§ MATERIAL PROVIDED:
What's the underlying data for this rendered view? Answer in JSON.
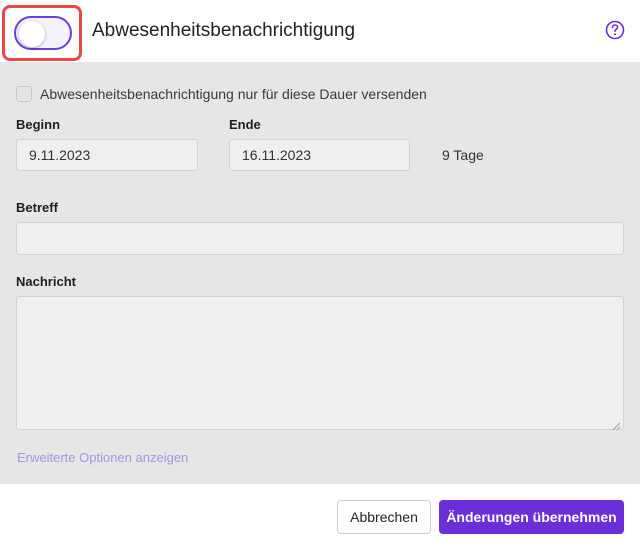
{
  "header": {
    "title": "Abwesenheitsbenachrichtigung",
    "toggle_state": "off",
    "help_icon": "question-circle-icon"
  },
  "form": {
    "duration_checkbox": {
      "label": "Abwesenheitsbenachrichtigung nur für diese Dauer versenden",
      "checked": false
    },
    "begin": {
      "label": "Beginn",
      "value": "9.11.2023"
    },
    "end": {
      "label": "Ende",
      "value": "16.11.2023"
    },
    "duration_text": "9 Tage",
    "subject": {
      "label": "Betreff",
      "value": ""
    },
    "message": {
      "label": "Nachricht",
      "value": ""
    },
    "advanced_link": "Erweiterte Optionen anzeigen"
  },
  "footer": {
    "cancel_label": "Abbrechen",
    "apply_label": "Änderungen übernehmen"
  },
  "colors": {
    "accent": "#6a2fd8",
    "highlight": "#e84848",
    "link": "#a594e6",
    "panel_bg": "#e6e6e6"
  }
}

§ EXERCISE DIRECTIONS:
Each record above should come back exactly the same, only without its pictures.

§ EXERCISE RESULT:
What's the underlying data for this rendered view? Answer in JSON.
{
  "header": {
    "title": "Abwesenheitsbenachrichtigung",
    "toggle_state": "off",
    "help_icon": "question-circle-icon"
  },
  "form": {
    "duration_checkbox": {
      "label": "Abwesenheitsbenachrichtigung nur für diese Dauer versenden",
      "checked": false
    },
    "begin": {
      "label": "Beginn",
      "value": "9.11.2023"
    },
    "end": {
      "label": "Ende",
      "value": "16.11.2023"
    },
    "duration_text": "9 Tage",
    "subject": {
      "label": "Betreff",
      "value": ""
    },
    "message": {
      "label": "Nachricht",
      "value": ""
    },
    "advanced_link": "Erweiterte Optionen anzeigen"
  },
  "footer": {
    "cancel_label": "Abbrechen",
    "apply_label": "Änderungen übernehmen"
  },
  "colors": {
    "accent": "#6a2fd8",
    "highlight": "#e84848",
    "link": "#a594e6",
    "panel_bg": "#e6e6e6"
  }
}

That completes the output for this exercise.